» Task to carry out
Copy all lines in which the word "wählen" can be found.

» Input material
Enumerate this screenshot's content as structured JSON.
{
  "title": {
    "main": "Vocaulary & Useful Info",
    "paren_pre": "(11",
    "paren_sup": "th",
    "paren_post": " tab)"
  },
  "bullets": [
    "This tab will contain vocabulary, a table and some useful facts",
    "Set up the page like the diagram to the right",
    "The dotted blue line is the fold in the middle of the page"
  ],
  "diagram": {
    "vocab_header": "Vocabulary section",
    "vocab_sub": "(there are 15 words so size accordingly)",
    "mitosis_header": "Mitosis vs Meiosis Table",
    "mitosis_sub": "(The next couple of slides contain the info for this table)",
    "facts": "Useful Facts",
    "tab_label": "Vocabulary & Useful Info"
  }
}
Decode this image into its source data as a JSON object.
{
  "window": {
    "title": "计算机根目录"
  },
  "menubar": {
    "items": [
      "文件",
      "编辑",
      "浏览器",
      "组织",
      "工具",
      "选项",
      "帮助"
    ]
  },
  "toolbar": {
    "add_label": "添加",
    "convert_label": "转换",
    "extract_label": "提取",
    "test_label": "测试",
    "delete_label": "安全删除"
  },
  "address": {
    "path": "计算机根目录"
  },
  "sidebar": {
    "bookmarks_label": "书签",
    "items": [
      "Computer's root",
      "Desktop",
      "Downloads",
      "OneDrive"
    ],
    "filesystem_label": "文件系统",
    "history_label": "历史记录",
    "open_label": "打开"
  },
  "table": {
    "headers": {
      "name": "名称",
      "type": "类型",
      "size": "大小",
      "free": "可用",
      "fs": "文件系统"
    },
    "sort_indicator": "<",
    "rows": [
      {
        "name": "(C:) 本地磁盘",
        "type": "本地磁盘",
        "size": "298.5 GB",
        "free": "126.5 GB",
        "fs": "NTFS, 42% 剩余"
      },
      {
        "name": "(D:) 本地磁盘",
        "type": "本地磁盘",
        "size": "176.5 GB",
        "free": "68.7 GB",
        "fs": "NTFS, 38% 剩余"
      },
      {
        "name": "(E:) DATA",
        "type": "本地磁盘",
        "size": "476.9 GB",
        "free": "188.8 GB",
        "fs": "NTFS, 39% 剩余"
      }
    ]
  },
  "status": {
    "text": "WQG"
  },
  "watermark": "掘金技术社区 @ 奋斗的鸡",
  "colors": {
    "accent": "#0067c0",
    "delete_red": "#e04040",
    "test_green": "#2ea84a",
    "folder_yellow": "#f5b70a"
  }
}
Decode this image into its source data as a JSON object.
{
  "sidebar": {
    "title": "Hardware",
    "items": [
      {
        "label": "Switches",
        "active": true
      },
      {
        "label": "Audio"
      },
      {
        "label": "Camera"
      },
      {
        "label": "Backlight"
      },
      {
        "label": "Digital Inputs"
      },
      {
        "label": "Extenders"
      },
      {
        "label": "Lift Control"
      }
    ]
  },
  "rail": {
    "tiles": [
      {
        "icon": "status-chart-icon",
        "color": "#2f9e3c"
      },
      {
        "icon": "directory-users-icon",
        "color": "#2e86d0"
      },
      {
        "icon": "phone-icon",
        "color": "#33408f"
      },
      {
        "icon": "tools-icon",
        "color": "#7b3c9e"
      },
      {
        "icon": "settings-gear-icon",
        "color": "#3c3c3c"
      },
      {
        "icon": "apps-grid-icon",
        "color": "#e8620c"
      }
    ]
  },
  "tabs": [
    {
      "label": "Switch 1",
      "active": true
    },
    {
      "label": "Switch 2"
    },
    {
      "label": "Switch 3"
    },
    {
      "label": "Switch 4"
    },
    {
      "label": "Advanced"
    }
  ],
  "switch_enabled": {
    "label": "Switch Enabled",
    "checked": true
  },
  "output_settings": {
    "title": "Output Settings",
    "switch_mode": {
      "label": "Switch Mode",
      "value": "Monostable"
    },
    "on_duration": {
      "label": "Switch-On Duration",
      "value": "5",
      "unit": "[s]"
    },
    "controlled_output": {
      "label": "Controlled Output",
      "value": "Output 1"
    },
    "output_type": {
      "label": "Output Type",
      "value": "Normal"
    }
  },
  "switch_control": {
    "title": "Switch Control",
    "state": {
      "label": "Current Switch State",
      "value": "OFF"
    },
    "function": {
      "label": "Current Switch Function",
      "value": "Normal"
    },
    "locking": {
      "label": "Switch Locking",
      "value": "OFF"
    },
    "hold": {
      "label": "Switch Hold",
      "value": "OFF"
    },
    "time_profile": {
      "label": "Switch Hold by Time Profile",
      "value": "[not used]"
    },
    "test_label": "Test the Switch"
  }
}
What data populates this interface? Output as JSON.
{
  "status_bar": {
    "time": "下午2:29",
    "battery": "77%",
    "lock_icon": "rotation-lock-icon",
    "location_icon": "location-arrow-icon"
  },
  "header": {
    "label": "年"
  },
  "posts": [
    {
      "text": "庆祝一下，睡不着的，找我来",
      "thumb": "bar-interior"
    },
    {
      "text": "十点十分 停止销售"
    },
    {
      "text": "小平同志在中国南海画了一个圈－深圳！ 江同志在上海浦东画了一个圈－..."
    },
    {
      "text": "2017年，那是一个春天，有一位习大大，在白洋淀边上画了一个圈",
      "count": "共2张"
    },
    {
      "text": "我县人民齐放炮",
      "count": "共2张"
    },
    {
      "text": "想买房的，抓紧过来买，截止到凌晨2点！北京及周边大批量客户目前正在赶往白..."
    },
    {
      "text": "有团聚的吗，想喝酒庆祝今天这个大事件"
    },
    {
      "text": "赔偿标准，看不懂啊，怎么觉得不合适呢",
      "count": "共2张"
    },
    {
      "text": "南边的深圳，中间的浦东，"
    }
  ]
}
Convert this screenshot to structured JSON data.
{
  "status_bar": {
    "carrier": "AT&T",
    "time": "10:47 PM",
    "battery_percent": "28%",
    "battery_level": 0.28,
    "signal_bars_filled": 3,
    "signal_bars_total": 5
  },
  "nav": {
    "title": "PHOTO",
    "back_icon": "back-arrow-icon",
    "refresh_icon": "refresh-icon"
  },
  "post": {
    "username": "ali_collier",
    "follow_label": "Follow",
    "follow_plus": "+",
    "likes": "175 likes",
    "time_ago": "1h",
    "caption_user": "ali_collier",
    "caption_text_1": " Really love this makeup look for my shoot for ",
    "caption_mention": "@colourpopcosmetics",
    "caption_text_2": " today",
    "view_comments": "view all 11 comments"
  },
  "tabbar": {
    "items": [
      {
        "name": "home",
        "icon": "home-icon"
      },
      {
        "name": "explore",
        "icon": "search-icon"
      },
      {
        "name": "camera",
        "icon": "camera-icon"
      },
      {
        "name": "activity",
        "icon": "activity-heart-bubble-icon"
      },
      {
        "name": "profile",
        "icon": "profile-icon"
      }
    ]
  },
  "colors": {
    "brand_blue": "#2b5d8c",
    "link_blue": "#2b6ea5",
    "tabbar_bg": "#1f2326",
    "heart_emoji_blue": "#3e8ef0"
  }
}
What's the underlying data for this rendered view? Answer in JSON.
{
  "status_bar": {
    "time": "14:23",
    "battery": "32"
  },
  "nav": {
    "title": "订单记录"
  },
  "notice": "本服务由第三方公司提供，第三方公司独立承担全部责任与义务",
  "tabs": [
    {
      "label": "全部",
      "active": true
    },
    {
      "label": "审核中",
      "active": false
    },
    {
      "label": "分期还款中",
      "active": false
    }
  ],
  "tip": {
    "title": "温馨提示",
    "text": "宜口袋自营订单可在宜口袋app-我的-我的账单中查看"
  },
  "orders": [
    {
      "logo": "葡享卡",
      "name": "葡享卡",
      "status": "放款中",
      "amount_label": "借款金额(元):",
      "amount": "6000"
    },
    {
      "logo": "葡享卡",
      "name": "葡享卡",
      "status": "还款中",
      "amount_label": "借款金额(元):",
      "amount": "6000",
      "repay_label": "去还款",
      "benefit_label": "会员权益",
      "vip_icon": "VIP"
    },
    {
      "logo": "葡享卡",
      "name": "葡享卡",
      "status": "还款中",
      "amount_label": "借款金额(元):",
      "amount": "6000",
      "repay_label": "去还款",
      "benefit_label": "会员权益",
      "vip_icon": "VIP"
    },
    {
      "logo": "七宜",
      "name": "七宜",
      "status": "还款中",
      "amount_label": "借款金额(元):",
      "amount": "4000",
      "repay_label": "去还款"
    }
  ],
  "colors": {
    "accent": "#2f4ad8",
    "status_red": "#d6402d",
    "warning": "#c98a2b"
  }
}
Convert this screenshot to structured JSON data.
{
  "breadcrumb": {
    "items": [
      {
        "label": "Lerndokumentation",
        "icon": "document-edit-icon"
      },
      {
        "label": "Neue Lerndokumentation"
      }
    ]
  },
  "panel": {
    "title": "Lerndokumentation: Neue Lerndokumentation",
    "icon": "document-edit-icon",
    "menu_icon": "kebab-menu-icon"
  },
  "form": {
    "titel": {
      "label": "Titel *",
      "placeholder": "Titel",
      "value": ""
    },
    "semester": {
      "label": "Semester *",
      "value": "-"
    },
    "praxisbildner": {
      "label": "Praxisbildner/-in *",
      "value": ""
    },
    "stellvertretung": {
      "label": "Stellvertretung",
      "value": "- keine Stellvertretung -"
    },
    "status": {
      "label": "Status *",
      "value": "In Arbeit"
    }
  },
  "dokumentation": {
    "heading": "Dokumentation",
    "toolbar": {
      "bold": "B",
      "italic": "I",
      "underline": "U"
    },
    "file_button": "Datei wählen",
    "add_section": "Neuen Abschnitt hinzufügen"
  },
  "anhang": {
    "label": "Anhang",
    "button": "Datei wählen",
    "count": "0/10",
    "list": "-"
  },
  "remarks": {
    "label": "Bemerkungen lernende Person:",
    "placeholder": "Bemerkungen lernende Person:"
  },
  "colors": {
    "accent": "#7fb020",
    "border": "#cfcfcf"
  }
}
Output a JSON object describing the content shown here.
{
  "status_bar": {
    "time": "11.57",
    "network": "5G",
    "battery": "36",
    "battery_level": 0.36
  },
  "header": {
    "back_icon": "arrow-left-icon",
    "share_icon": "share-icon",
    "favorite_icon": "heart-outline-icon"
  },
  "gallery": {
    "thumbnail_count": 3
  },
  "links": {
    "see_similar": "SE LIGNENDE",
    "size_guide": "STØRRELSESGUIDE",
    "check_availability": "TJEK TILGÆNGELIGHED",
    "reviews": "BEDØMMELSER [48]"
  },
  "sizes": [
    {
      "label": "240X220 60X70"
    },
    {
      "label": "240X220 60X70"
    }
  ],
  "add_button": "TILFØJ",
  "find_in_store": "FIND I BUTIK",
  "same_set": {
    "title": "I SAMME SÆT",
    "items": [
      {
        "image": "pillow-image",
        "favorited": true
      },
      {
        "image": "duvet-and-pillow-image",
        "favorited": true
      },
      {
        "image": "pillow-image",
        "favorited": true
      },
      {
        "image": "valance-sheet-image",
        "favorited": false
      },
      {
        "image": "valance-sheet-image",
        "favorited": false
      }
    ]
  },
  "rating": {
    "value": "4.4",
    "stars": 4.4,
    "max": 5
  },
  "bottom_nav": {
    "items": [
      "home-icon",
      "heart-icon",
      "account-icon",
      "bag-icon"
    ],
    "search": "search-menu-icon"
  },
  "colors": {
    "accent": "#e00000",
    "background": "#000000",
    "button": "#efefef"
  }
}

» Solution to this task
    "file_button": "Datei wählen",
    "button": "Datei wählen",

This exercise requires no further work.